[Start of The input]

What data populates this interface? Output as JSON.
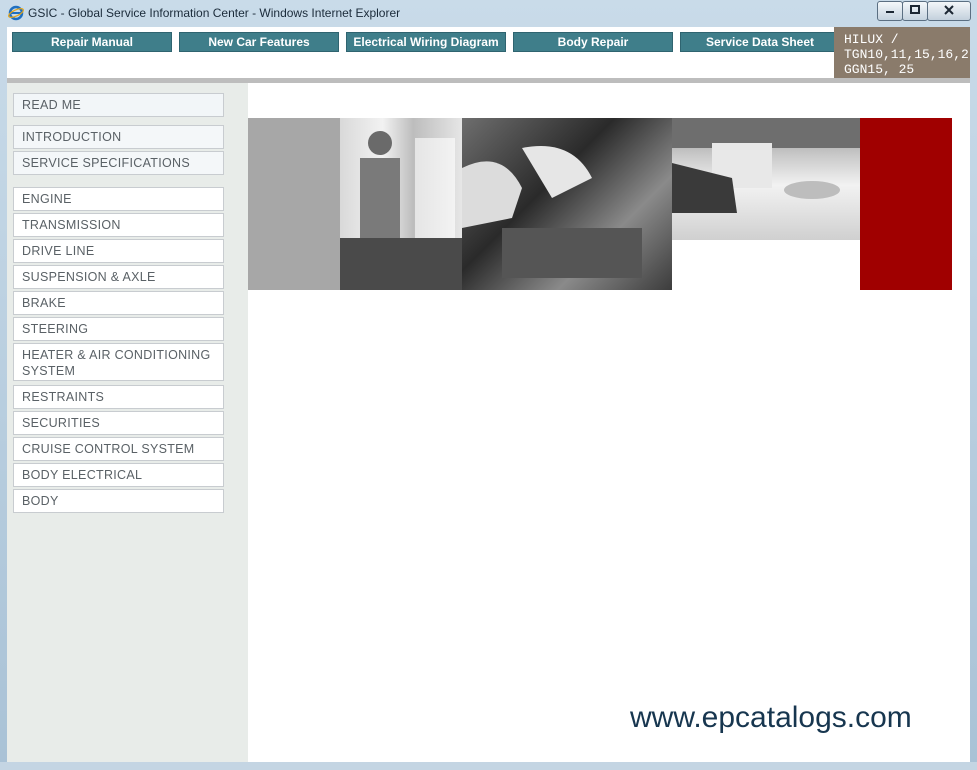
{
  "window": {
    "title": "GSIC - Global Service Information Center - Windows Internet Explorer"
  },
  "nav": {
    "tabs": [
      {
        "label": "Repair Manual"
      },
      {
        "label": "New Car Features"
      },
      {
        "label": "Electrical Wiring Diagram"
      },
      {
        "label": "Body Repair"
      },
      {
        "label": "Service Data Sheet"
      }
    ]
  },
  "model": {
    "line1": "HILUX /",
    "line2": "TGN10,11,15,16,2",
    "line3": "GGN15, 25"
  },
  "sidebar": {
    "items": [
      {
        "label": "READ ME"
      },
      {
        "label": "INTRODUCTION"
      },
      {
        "label": "SERVICE SPECIFICATIONS"
      },
      {
        "label": "ENGINE"
      },
      {
        "label": "TRANSMISSION"
      },
      {
        "label": "DRIVE LINE"
      },
      {
        "label": "SUSPENSION & AXLE"
      },
      {
        "label": "BRAKE"
      },
      {
        "label": "STEERING"
      },
      {
        "label": "HEATER & AIR CONDITIONING SYSTEM"
      },
      {
        "label": "RESTRAINTS"
      },
      {
        "label": "SECURITIES"
      },
      {
        "label": "CRUISE CONTROL SYSTEM"
      },
      {
        "label": "BODY ELECTRICAL"
      },
      {
        "label": "BODY"
      }
    ]
  },
  "watermark": "www.epcatalogs.com",
  "colors": {
    "tab_bg": "#3f7e8a",
    "model_bg": "#8a7b6b",
    "banner_red": "#a00000",
    "banner_gray": "#a7a7a7",
    "sidebar_bg": "#e8ece9"
  },
  "icons": {
    "app": "ie-icon",
    "minimize": "minimize-icon",
    "maximize": "maximize-icon",
    "close": "close-icon"
  }
}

[End of The input]

Copy, from the material above, each line in which the string "SYSTEM" occurs.

Reply =>
        "label": "HEATER & AIR CONDITIONING SYSTEM"
        "label": "CRUISE CONTROL SYSTEM"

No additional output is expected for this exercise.